Data entries
— Begin —
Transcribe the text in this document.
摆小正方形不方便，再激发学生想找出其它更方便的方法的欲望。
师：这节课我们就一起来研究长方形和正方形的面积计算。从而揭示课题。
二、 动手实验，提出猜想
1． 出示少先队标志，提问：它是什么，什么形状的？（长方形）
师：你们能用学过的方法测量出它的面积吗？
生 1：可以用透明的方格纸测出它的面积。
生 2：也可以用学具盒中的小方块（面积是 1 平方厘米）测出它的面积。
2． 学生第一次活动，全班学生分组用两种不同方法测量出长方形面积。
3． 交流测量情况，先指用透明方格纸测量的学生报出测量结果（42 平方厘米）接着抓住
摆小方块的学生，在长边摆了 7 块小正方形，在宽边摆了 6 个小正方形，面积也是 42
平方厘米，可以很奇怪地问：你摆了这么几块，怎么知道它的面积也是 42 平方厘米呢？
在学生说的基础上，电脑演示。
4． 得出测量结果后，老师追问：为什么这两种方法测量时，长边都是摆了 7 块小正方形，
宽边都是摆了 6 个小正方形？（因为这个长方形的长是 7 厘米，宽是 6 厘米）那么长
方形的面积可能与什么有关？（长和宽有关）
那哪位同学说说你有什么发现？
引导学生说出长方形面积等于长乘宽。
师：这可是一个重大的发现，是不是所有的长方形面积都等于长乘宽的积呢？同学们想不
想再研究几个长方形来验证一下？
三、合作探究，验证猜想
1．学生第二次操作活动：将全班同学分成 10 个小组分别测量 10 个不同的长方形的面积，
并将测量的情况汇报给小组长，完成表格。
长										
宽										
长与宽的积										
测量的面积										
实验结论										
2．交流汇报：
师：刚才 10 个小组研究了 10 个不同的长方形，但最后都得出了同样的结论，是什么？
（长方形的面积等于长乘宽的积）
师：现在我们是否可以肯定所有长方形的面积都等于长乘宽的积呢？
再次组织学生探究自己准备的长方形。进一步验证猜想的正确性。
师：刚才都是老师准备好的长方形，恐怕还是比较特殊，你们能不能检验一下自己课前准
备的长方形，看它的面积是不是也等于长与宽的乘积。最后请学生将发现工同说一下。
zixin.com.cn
— End —
Return all the data exactly as given.

Solution for this problem:
Transcribe the text in this document.
摆小正方形不方便，再激发学生想找出其它更方便的方法的欲望。
师：这节课我们就一起来研究长方形和正方形的面积计算。从而揭示课题。
二、 动手实验，提出猜想
1． 出示少先队标志，提问：它是什么，什么形状的？（长方形）
师：你们能用学过的方法测量出它的面积吗？
生 1：可以用透明的方格纸测出它的面积。
生 2：也可以用学具盒中的小方块（面积是 1 平方厘米）测出它的面积。
2． 学生第一次活动，全班学生分组用两种不同方法测量出长方形面积。
3． 交流测量情况，先指用透明方格纸测量的学生报出测量结果（42 平方厘米）接着抓住
摆小方块的学生，在长边摆了 7 块小正方形，在宽边摆了 6 个小正方形，面积也是 42
平方厘米，可以很奇怪地问：你摆了这么几块，怎么知道它的面积也是 42 平方厘米呢？
在学生说的基础上，电脑演示。
4． 得出测量结果后，老师追问：为什么这两种方法测量时，长边都是摆了 7 块小正方形，
宽边都是摆了 6 个小正方形？（因为这个长方形的长是 7 厘米，宽是 6 厘米）那么长
方形的面积可能与什么有关？（长和宽有关）
那哪位同学说说你有什么发现？
引导学生说出长方形面积等于长乘宽。
师：这可是一个重大的发现，是不是所有的长方形面积都等于长乘宽的积呢？同学们想不
想再研究几个长方形来验证一下？
三、合作探究，验证猜想
1．学生第二次操作活动：将全班同学分成 10 个小组分别测量 10 个不同的长方形的面积，
并将测量的情况汇报给小组长，完成表格。
长										
宽										
长与宽的积										
测量的面积										
实验结论										
2．交流汇报：
师：刚才 10 个小组研究了 10 个不同的长方形，但最后都得出了同样的结论，是什么？
（长方形的面积等于长乘宽的积）
师：现在我们是否可以肯定所有长方形的面积都等于长乘宽的积呢？
再次组织学生探究自己准备的长方形。进一步验证猜想的正确性。
师：刚才都是老师准备好的长方形，恐怕还是比较特殊，你们能不能检验一下自己课前准
备的长方形，看它的面积是不是也等于长与宽的乘积。最后请学生将发现工同说一下。
zixin.com.cn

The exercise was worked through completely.